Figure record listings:
** start **

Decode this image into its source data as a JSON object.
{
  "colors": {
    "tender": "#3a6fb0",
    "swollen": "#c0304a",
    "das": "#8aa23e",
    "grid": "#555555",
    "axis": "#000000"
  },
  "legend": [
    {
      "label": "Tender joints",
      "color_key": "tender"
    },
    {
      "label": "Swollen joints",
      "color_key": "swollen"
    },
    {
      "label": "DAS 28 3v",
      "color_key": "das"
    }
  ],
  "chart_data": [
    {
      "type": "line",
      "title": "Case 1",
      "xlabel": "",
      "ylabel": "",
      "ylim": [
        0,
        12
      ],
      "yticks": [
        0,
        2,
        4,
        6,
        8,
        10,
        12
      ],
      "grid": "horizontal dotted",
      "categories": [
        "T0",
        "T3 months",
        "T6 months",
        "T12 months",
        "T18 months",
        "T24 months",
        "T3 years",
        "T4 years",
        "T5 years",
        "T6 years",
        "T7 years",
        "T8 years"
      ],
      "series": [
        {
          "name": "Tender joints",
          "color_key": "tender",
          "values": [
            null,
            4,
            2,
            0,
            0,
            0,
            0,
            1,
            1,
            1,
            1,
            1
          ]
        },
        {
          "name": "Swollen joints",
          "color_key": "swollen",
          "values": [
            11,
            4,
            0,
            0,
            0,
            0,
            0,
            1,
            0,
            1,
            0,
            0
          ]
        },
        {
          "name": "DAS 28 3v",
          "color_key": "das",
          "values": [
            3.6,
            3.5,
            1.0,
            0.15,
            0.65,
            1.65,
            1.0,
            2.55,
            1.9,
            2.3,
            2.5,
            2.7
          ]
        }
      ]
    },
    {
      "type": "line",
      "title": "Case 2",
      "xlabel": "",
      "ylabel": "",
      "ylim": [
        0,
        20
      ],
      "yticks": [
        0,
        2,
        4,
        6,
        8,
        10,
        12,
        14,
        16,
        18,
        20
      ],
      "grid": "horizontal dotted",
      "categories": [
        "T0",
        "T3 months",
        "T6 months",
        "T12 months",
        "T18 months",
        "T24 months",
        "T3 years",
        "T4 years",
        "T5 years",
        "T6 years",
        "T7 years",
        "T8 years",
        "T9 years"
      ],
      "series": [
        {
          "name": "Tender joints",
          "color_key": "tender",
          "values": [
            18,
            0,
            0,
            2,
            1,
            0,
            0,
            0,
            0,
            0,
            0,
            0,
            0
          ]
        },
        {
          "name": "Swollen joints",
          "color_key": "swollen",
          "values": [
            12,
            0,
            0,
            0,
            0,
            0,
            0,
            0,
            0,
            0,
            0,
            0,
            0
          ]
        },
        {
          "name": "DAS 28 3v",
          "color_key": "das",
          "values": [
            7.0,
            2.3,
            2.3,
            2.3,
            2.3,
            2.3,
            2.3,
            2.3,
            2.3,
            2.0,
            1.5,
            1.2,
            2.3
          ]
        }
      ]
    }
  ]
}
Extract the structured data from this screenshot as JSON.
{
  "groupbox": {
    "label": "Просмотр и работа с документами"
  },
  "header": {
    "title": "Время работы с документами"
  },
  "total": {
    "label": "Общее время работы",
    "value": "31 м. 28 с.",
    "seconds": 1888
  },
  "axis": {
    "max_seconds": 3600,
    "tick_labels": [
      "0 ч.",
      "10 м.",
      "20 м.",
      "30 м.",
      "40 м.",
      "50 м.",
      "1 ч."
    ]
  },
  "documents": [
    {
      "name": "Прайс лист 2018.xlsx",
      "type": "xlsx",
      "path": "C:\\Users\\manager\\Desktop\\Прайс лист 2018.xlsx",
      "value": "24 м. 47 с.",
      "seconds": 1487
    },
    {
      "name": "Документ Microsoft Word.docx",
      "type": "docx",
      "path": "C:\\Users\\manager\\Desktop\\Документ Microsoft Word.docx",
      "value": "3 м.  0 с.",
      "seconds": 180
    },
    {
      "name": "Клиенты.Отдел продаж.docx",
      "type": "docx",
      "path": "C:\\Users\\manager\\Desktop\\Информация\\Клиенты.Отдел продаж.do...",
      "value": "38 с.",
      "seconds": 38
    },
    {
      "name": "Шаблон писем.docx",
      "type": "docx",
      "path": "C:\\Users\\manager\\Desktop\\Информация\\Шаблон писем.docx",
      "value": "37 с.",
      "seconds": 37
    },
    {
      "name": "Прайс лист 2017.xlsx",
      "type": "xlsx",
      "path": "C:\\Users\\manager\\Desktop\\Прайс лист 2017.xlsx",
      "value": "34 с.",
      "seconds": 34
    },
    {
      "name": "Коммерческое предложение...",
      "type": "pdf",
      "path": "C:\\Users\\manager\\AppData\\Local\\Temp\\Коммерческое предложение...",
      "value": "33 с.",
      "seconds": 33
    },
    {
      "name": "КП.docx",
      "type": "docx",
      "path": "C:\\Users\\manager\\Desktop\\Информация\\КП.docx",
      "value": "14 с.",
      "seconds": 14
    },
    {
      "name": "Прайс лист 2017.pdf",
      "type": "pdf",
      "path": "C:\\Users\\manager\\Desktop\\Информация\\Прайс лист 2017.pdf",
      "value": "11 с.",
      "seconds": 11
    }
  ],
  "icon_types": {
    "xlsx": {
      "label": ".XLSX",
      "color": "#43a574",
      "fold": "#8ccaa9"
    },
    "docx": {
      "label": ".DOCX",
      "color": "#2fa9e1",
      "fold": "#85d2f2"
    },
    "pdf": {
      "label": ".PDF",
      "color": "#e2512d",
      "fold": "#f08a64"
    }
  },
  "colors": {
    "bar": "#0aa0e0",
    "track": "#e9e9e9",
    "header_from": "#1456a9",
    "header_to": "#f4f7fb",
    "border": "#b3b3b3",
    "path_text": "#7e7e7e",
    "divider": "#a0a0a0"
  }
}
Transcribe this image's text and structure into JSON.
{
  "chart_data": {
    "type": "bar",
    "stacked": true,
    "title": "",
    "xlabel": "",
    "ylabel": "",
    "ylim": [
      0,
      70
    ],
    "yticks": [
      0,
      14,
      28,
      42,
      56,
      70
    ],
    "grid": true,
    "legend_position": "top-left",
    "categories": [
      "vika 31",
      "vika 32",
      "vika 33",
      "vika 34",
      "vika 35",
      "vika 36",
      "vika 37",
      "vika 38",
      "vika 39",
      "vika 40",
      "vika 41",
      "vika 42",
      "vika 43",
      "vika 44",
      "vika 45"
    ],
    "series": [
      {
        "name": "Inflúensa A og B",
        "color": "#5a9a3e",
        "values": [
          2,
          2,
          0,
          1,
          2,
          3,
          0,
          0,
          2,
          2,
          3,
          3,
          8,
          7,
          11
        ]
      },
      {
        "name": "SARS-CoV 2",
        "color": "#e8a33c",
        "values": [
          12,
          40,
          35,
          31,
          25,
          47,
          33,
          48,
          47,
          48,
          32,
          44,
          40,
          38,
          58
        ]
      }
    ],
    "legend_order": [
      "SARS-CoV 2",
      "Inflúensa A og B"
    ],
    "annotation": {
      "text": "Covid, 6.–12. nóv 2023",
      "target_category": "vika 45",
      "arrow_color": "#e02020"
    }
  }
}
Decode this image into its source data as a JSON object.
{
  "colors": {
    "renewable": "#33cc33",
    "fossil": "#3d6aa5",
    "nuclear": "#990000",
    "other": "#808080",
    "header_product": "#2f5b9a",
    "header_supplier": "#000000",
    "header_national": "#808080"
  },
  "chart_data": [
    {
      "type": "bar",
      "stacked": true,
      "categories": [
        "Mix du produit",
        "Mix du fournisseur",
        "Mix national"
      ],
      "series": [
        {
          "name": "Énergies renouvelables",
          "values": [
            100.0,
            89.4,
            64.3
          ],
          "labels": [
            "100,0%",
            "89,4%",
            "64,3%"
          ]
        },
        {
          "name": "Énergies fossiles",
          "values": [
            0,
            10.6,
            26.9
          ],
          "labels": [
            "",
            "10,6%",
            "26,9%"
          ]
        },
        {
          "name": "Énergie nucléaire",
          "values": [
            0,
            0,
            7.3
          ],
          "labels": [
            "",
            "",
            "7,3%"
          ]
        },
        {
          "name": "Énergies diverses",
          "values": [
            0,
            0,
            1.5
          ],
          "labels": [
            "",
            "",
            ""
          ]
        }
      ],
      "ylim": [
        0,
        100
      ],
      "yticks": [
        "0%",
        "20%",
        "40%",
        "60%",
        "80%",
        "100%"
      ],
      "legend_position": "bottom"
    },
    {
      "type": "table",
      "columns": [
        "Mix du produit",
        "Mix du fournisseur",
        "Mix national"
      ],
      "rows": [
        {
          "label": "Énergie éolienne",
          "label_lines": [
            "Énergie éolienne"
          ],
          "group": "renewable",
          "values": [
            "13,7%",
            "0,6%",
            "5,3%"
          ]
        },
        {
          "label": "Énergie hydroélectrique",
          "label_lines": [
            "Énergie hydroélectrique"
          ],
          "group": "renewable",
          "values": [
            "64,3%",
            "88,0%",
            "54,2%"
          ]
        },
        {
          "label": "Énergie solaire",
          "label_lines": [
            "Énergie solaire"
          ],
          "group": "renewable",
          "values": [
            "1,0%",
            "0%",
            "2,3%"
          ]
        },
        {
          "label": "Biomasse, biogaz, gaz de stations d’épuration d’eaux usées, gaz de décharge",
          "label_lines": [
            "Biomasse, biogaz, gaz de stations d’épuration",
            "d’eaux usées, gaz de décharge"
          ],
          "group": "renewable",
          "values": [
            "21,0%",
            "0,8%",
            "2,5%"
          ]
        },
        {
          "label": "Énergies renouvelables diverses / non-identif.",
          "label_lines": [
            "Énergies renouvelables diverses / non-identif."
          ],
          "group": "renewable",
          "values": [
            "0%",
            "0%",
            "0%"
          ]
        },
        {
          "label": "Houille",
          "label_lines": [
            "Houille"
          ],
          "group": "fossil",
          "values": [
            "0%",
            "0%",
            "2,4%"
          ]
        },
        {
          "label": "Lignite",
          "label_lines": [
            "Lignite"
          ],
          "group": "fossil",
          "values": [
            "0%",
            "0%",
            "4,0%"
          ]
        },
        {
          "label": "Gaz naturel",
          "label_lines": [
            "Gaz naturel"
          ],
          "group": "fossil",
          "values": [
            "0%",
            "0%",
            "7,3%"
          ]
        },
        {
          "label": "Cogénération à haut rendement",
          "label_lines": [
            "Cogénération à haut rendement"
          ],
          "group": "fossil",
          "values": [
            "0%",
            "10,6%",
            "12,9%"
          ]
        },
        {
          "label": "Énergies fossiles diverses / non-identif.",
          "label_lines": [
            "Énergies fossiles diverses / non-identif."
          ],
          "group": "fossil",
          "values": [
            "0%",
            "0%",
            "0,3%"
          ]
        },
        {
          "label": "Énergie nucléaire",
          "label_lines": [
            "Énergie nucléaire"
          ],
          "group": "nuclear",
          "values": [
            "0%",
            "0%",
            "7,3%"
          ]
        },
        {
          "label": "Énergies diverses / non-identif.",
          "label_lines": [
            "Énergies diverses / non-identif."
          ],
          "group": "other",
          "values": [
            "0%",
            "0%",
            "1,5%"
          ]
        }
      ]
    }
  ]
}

** end **

Where a line above includes "fold", copy that line.

◆ PROBLEM SOLUTION ◆
      "fold": "#8ccaa9"
      "fold": "#85d2f2"
      "fold": "#f08a64"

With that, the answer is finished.